### ARTICLE

Parfois, on se fait des films qui nous feraient sourire si on les voyait au cinéma. De passage l'autre jour à Dives-sur-Mer, riante bourgade du Calvados, je gare ma voiture dans l'avenue du Général de Gaulle. Je dois acheter des accessoires destinés à réparer un vieux vélo. En marchant sur le trottoir vers la boutique du marchand de cycles, je passe devant la clôture d'un pavillon des années 60. Je jette distraitement un regard sur la maison, par dessus les thuyas. Et à ce moment-là, il y a un déclic dans ma tête. Je vous redonne les images telles que je les ai vues, en commençant par une copie d'écran Street View de Google Maps.
Comme quand le héros d'un thriller entre dans une pièce en sifflotant, accroche son manteau à la patère, se retourne, regarde d'un côté, puis de l'autre, puis, réalisant enfin ce qu'il vient de voir, s'arrête, tourne doucement la tête, et revient sur ce qu'il a aperçu au départ. Sa bouche en O parfait et ses yeux de merlan frit nous indiquent qu'il vient de tomber sur un truc hallucinant : le cadavre sanguinolent de Firmin, domestique dévoué, ou le coffre-fort béant et vidé de ses billets de banque, ou encore sa femme en train de tourner une sex-tape avec ses partenaires habituels du poker.
Le mystère peut commencer, on attend plus que de voir à notre tour la scène qui vient de lui faire écarquiller les yeux. Après, on pourra compatir ou se rincer l'œil, en attendant de rayer les mentions inutiles. J'ai fait pareil: je suis passé, j'ai regardé sans bien voir, j'ai continué, puis je me suis arrêté net, je suis revenu sur mes pas alors que j'avais une chose bien plus importante à faire que de m'attarder sur la façade d'une maison tristounette dans cette avenue sans intérêt... L'image était là, sur le mur de l'escalier extérieur. J'ai pris une photo, je suis allé acheter mes câbles de frein et mes chambres à air. Et puis bing, mon imagination a fonctionné, je n'ai pas cessé d'y penser, alors que ça fait au moins quinze jours que cette scène s'est déroulée.
J'ai déjà vu des fresques, des trompe-l'œil, des belles peintures murales, des moins belles, et des médiocres. Là, on est dans le très médiocre, question exécution. Mais il y a cette volonté de montrer ce qui se passe à l'intérieur de la baraque, à travers la fausse fenêtre ouverte. La scène est bucolique et surprenante. Dans une bibliothèque au plafond agrémenté de poutres apparentes (vu la tête du pavillon, elles ne doivent pas être Renaissance...), deux jeunes femmes jouent un petit concerto : une flûtiste à gauche, une violoniste à droite. La flûtiste est vêtue un peu à l'ancienne, d'une robe rouge plissée au décolleté. Elle a une coiffure en choucroute, qui ressemble à une perruque blonde du temps de Louis XIV. La violoniste est brune, habillée avec une robe ou un pull moins classique. Il y a un détail qu'on ne voit qu'en agrandissant : elle est gauchère. Sauf grave erreur de ma part, ce n'est pas le cas de la flûtiste. Les livres dans la bibliothèque m'ont tout l'air d'être du genre achetés au mètre et payés à crédit, genre Encyclopedia Universalis. Celui qui a peint avait des notions d'anatomie et de perspective assez sommaires. Et les deux femmes ne semblent pas être des sœurs.

### EXERCICE PROPOSÉ A
Pour chacune des affirmations suivantes, dites si elle est conforme à l'article : répondez par oui ou par non et citez mot pour mot le passage qui tranche. (i) La flûtiste porte une robe rouge. (ii) La violoniste est blonde. (iii) La scène devant la maison date de la veille.

### DONNÉES BRUTES

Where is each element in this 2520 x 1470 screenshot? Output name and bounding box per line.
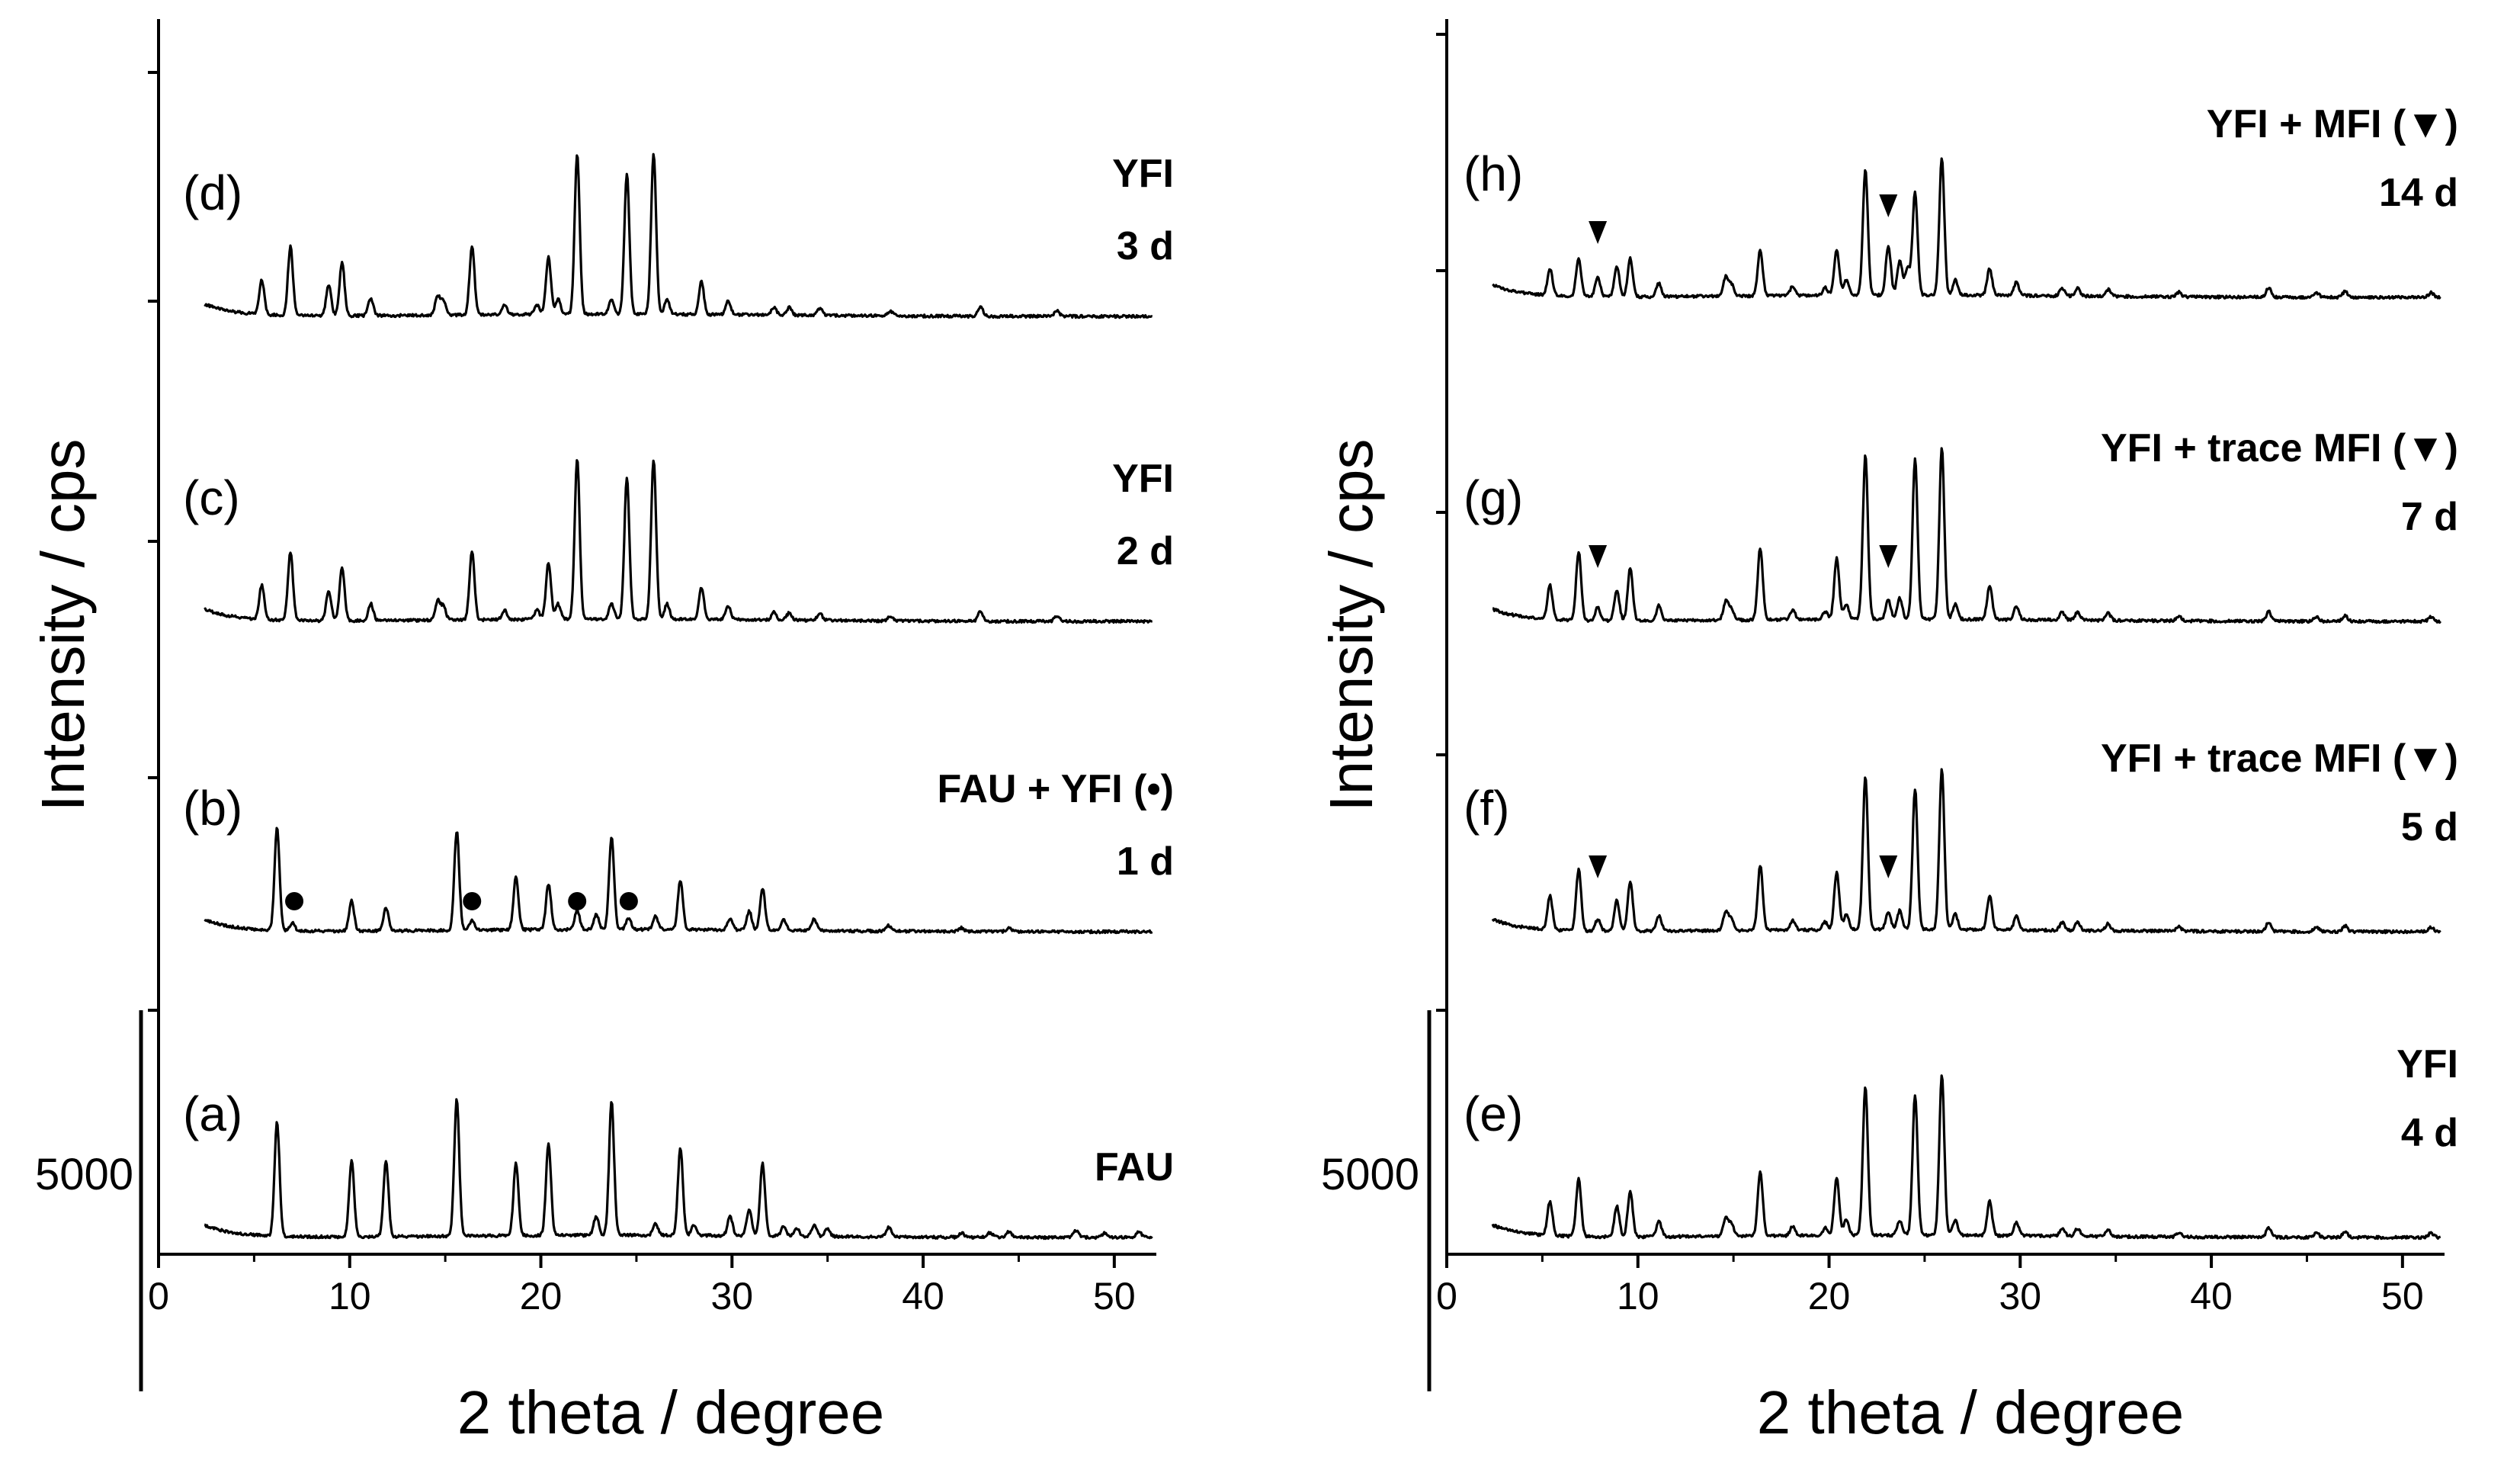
label-a: (a) xyxy=(183,1086,242,1141)
x-tick-label: 50 xyxy=(1093,1275,1136,1318)
annotation-e-1: 4 d xyxy=(2401,1111,2458,1155)
annotation-c-1: 2 d xyxy=(1117,529,1174,573)
annotation-h-1: 14 d xyxy=(2379,171,2458,215)
x-tick-label: 20 xyxy=(1808,1275,1851,1318)
annotation-d-0: YFI xyxy=(1112,152,1174,196)
trace-e xyxy=(1491,1074,2441,1241)
annotation-g-1: 7 d xyxy=(2401,495,2458,539)
marker-triangle-g xyxy=(1589,545,1608,569)
label-g: (g) xyxy=(1464,470,1523,525)
scale-bar-label: 5000 xyxy=(35,1150,133,1199)
trace-h xyxy=(1492,157,2441,300)
marker-triangle-f xyxy=(1589,855,1608,879)
trace-f xyxy=(1491,768,2441,935)
x-tick-label: 30 xyxy=(710,1275,753,1318)
x-axis-title: 2 theta / degree xyxy=(1757,1379,2184,1446)
panel-left: 0 10 20 30 40 50 2 theta / degree Intensity / c… xyxy=(29,19,1174,1446)
y-axis-title: Intensity / cps xyxy=(29,438,97,811)
annotation-b-1: 1 d xyxy=(1117,839,1174,884)
y-axis-title: Intensity / cps xyxy=(1317,438,1385,811)
x-tick-label: 40 xyxy=(902,1275,944,1318)
x-tick-label: 10 xyxy=(1617,1275,1659,1318)
annotation-h-0: YFI + MFI (▼) xyxy=(2207,102,2458,146)
label-f: (f) xyxy=(1464,781,1509,836)
marker-triangle-h xyxy=(1589,221,1608,245)
scale-bar-label: 5000 xyxy=(1321,1150,1419,1199)
marker-dot-b xyxy=(463,892,482,910)
marker-triangle-f xyxy=(1879,855,1898,879)
annotation-e-0: YFI xyxy=(2397,1042,2458,1086)
trace-c xyxy=(204,459,1153,624)
panel-right: 0 10 20 30 40 50 2 theta / degree Intensity / c… xyxy=(1317,19,2458,1446)
x-tick-label: 0 xyxy=(1436,1275,1457,1318)
annotation-g-0: YFI + trace MFI (▼) xyxy=(2101,426,2458,470)
annotation-a-0: FAU xyxy=(1095,1145,1174,1189)
marker-dot-b xyxy=(619,892,638,910)
annotation-b-0: FAU + YFI (•) xyxy=(937,767,1174,811)
marker-triangle-g xyxy=(1879,545,1898,569)
label-b: (b) xyxy=(183,781,242,836)
label-c: (c) xyxy=(183,470,240,525)
label-h: (h) xyxy=(1464,146,1523,201)
marker-dot-b xyxy=(568,892,587,910)
label-e: (e) xyxy=(1464,1086,1523,1141)
trace-g xyxy=(1492,447,2441,624)
annotation-d-1: 3 d xyxy=(1117,224,1174,268)
x-tick-label: 10 xyxy=(329,1275,371,1318)
annotation-c-0: YFI xyxy=(1112,457,1174,501)
x-tick-label: 20 xyxy=(520,1275,563,1318)
trace-b xyxy=(204,826,1153,935)
trace-a xyxy=(204,1098,1153,1241)
x-tick-label: 50 xyxy=(2381,1275,2424,1318)
annotation-f-1: 5 d xyxy=(2401,805,2458,849)
x-tick-label: 40 xyxy=(2190,1275,2233,1318)
marker-dot-b xyxy=(285,892,304,910)
marker-triangle-h xyxy=(1879,194,1898,218)
x-axis-title: 2 theta / degree xyxy=(457,1379,884,1446)
x-tick-label: 0 xyxy=(148,1275,169,1318)
label-d: (d) xyxy=(183,165,242,220)
annotation-f-0: YFI + trace MFI (▼) xyxy=(2101,737,2458,781)
x-tick-label: 30 xyxy=(1999,1275,2041,1318)
trace-d xyxy=(204,152,1153,319)
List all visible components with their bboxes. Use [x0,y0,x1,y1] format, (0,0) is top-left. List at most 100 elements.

### EXERCICE PROPOSÉ B
Mettez une partie du listing sous forme de tableau Markdown à deux colonnes, N° pour le numéro de rang et Contenu pour la ligne, sans les lignes vides. Commencez à la ligne du listing qui contient "label-a: (a) xyxy=(183,1086,242,1141)" et arrêtez-vous après celle qui contient "y-axis-title: Intensity / cps xyxy=(29,438,97,811)".

### RÉPONSE COMPLÈTE A
(i) Oui : « La flûtiste est vêtue un peu à l'ancienne, d'une robe rouge plissée au décolleté. »
(ii) Non : « La violoniste est brune »
(iii) Non : « ça fait au moins quinze jours que cette scène s'est déroulée »

### RÉPONSE COMPLÈTE B
| N° | Contenu |
|---|---|
| 1 | label-a: (a) xyxy=(183,1086,242,1141) |
| 2 | x-tick-label: 50 xyxy=(1093,1275,1136,1318) |
| 3 | annotation-e-1: 4 d xyxy=(2401,1111,2458,1155) |
| 4 | annotation-c-1: 2 d xyxy=(1117,529,1174,573) |
| 5 | annotation-h-1: 14 d xyxy=(2379,171,2458,215) |
| 6 | x-tick-label: 20 xyxy=(1808,1275,1851,1318) |
| 7 | annotation-d-0: YFI xyxy=(1112,152,1174,196) |
| 8 | trace-e xyxy=(1491,1074,2441,1241) |
| 9 | annotation-g-1: 7 d xyxy=(2401,495,2458,539) |
| 10 | marker-triangle-g xyxy=(1589,545,1608,569) |
| 11 | label-g: (g) xyxy=(1464,470,1523,525) |
| 12 | scale-bar-label: 5000 xyxy=(35,1150,133,1199) |
| 13 | trace-h xyxy=(1492,157,2441,300) |
| 14 | marker-triangle-f xyxy=(1589,855,1608,879) |
| 15 | trace-f xyxy=(1491,768,2441,935) |
| 16 | x-tick-label: 30 xyxy=(710,1275,753,1318) |
| 17 | x-axis-title: 2 theta / degree xyxy=(1757,1379,2184,1446) |
| 18 | panel-left: 0 10 20 30 40 50 2 theta / degree Intensity / c… xyxy=(29,19,1174,1446) |
| 19 | y-axis-title: Intensity / cps xyxy=(29,438,97,811) |